▸ **WHAT YOU WILL DO**
Only lines with the word "Turkish" are needed; collect each of them from the listing below.

══ DATA LISTING ══

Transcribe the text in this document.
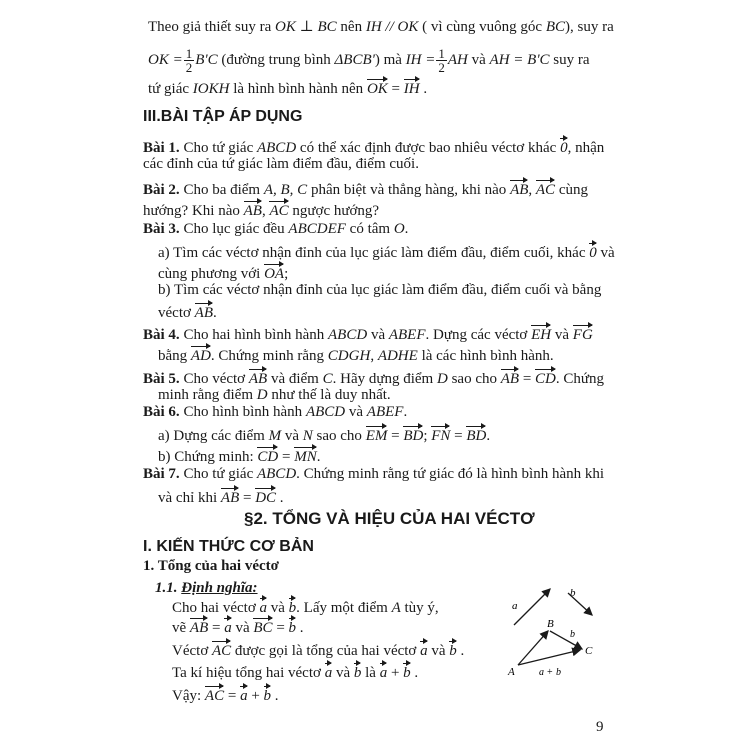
Theo giả thiết suy ra OK ⊥ BC nên IH // OK ( vì cùng vuông góc BC), suy ra
OK = $\frac{1}{2} B'C$ (đường trung bình ΔBCB') mà IH = $\frac{1}{2}$ AH và AH = B'C suy ra
tứ giác IOKH là hình bình hành nên OK = IH .
III.BÀI TẬP ÁP DỤNG
Bài 1. Cho tứ giác ABCD có thể xác định được bao nhiêu véctơ khác 0, nhận
các đỉnh của tứ giác làm điểm đầu, điểm cuối.
Bài 2. Cho ba điểm A, B, C phân biệt và thẳng hàng, khi nào AB, AC cùng
hướng? Khi nào AB, AC ngược hướng?
Bài 3. Cho lục giác đều ABCDEF có tâm O.
a) Tìm các véctơ nhận đỉnh của lục giác làm điểm đầu, điểm cuối, khác 0 và
cùng phương với OA;
b) Tìm các véctơ nhận đỉnh của lục giác làm điểm đầu, điểm cuối và bằng
véctơ AB.
Bài 4. Cho hai hình bình hành ABCD và ABEF. Dựng các véctơ EH và FG
bằng AD. Chứng minh rằng CDGH, ADHE là các hình bình hành.
Bài 5. Cho véctơ AB và điểm C. Hãy dựng điểm D sao cho AB = CD. Chứng
minh rằng điểm D như thế là duy nhất.
Bài 6. Cho hình bình hành ABCD và ABEF.
a) Dựng các điểm M và N sao cho EM = BD; FN = BD.
b) Chứng minh: CD = MN.
Bài 7. Cho tứ giác ABCD. Chứng minh rằng tứ giác đó là hình bình hành khi
và chỉ khi AB = DC .
§2. TỔNG VÀ HIỆU CỦA HAI VÉCTƠ
I. KIẾN THỨC CƠ BẢN
1. Tổng của hai véctơ
1.1. Định nghĩa:
Cho hai véctơ a và b. Lấy một điểm A tùy ý,
vẽ AB = a và BC = b .
Véctơ AC được gọi là tổng của hai véctơ a và b .
Ta kí hiệu tổng hai véctơ a và b là a + b .
Vậy: AC = a + b .
a
b
A
B
C
b
a + b
9
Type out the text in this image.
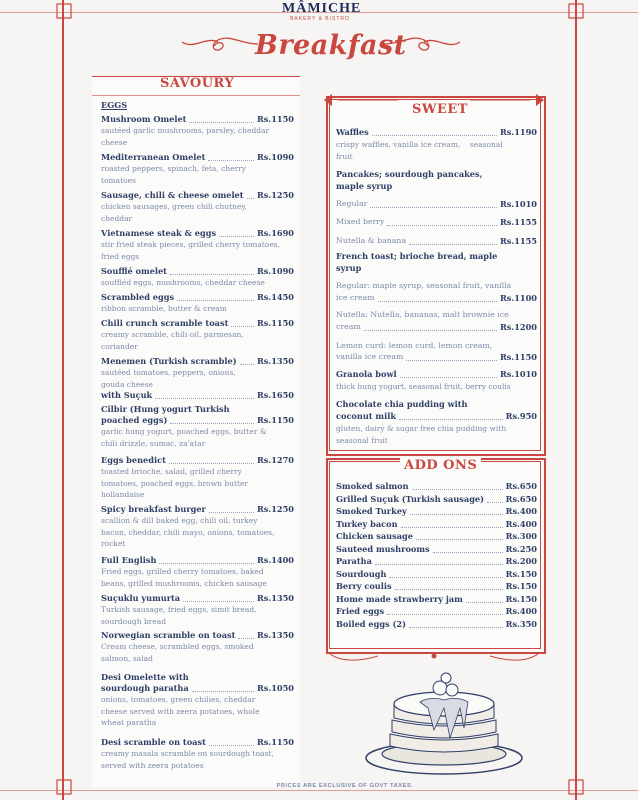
MÂMICHE
BAKERY & BISTRO
Breakfast
SAVOURY
EGGS	SWEET
ADD ONS
PRICES ARE EXCLUSIVE OF GOVT TAXES.
Mushroom Omelet	Rs.1150
sautéed garlic mushrooms, parsley, cheddar
cheese
Mediterranean Omelet	Rs.1090
roasted peppers, spinach, feta, cherry
tomatoes
Sausage, chili & cheese omelet Rs.1250
chicken sausages, green chili chutney,
cheddar
Vietnamese steak & eggs	Rs.1690
stir fried steak pieces, grilled cherry tomatoes,
fried eggs
Soufflé omelet	Rs.1090
souffléd eggs, mushrooms, cheddar cheese
Scrambled eggs	Rs.1450
ribbon scramble, butter & cream
Chili crunch scramble toast	Rs.1150
creamy scramble, chili oil, parmesan,
coriander
Menemen (Turkish scramble) Rs.1350
sautéed tomatoes, peppers, onions,
gouda cheese
with Suçuk	Rs.1650
Cilbir (Hung yogurt Turkish
poached eggs)	Rs.1150
garlic hung yogurt, poached eggs, butter &
chili drizzle, sumac, za'atar
Eggs benedict	Rs.1270
toasted brioche, salad, grilled cherry
tomatoes, poached eggs, brown butter
hollandaise
Spicy breakfast burger	Rs.1250
scallion & dill baked egg, chili oil, turkey
bacon, cheddar, chili mayo, onions, tomatoes,
rocket
Full English	Rs.1400
Fried eggs, grilled cherry tomatoes, baked
beans, grilled mushrooms, chicken sausage
Suçuklu yumurta	Rs.1350
Turkish sausage, fried eggs, simit bread,
sourdough bread
Norwegian scramble on toast	Rs.1350
Cream cheese, scrambled eggs, smoked
salmon, salad
Desi Omelette with
sourdough paratha	Rs.1050
onions, tomatoes, green chilies, cheddar
cheese served with zeera potatoes, whole
wheat paratha
Desi scramble on toast	Rs.1150
creamy masala scramble on sourdough toast,
served with zeera potatoes
Waffles	Rs.1190
crispy waffles, vanilla ice cream,    seasonal
fruit
Pancakes; sourdough pancakes,
maple syrup
Regular	Rs.1010
Mixed berry	Rs.1155
Nutella & banana	Rs.1155
French toast; brioche bread, maple
syrup
Regular: maple syrup, seasonal fruit, vanilla
ice cream	Rs.1100
Nutella: Nutella, bananas, malt brownie ice
cream	Rs.1200
Lemon curd: lemon curd, lemon cream,
vanilla ice cream	Rs.1150
Granola bowl	Rs.1010
thick hung yogurt, seasonal fruit, berry coulis
Chocolate chia pudding with
coconut milk	Rs.950
gluten, dairy & sugar free chia pudding with
seasonal fruit
Smoked salmon	Rs.650
Grilled Suçuk (Turkish sausage)	Rs.650
Smoked Turkey	Rs.400
Turkey bacon	Rs.400
Chicken sausage	Rs.300
Sauteed mushrooms	Rs.250
Paratha	Rs.200
Sourdough	Rs.150
Berry coulis	Rs.150
Home made strawberry jam	Rs.150
Fried eggs	Rs.400
Boiled eggs (2)	Rs.350
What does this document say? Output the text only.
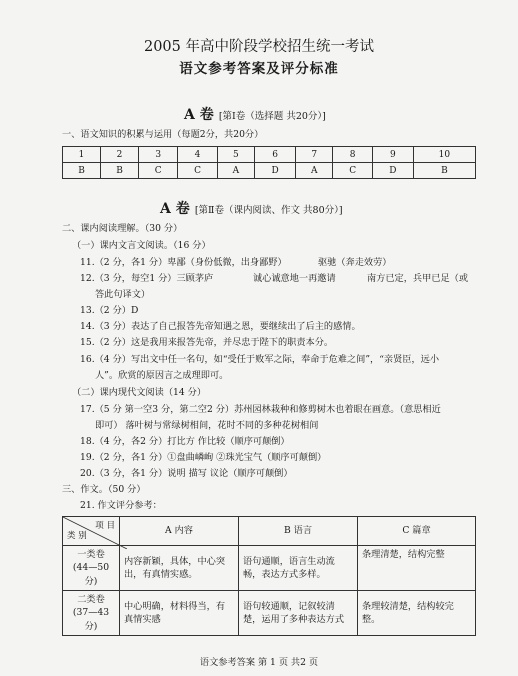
2005 年高中阶段学校招生统一考试
语文参考答案及评分标准
A 卷 [第Ⅰ卷（选择题 共20分）]
一、语文知识的积累与运用（每题2分，共20分）
1	2	3	4	5	6	7	8	9	10
B	B	C	C	A	D	A	C	D	B
A 卷 [第Ⅱ卷（课内阅读、作文 共80分）]
二、课内阅读理解。（30 分）
（一）课内文言文阅读。（16 分）
11.（2 分，各1 分）卑鄙（身份低微，出身鄙野）	驱驰（奔走效劳）
12.（3 分，每空1 分）三顾茅庐	诚心诚意地一再邀请	南方已定，兵甲已足（或
答此句译文）
13.（2 分）D
14.（3 分）表达了自己报答先帝知遇之恩，要继续出了后主的感情。
15.（2 分）这是我用来报答先帝，并尽忠于陛下的职责本分。
16.（4 分）写出文中任一名句，如“受任于败军之际，奉命于危难之间”，“亲贤臣，远小
人”。欣赏的原因言之成理即可。
（二）课内现代文阅读（14 分）
17.（5 分 第一空3 分，第二空2 分）苏州园林栽种和修剪树木也着眼在画意。（意思相近
即可） 落叶树与常绿树相间，花时不同的多种花树相间
18.（4 分，各2 分）打比方 作比较（顺序可颠倒）
19.（2 分，各1 分）①盘曲嶙峋 ②珠光宝气（顺序可颠倒）
20.（3 分，各1 分）说明 描写 议论（顺序可颠倒）
三、作文。（50 分）
21. 作文评分参考：
项 目
类 别	A 内容	B 语言	C 篇章

一类卷
(44—50 分)	内容新颖，具体，中心突出，有真情实感。	语句通顺，语言生动流畅，表达方式多样。	条理清楚，结构完整

二类卷
(37—43 分)	中心明确，材料得当，有真情实感	语句较通顺，记叙较清楚，运用了多种表达方式	条理较清楚，结构较完整。
语文参考答案 第 1 页 共2 页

═══

▸ **TASK ANSWER**
Menemen (Turkish scramble) Rs.1350
Cilbir (Hung yogurt Turkish
Turkish sausage, fried eggs, simit bread,
Grilled Suçuk (Turkish sausage)	Rs.650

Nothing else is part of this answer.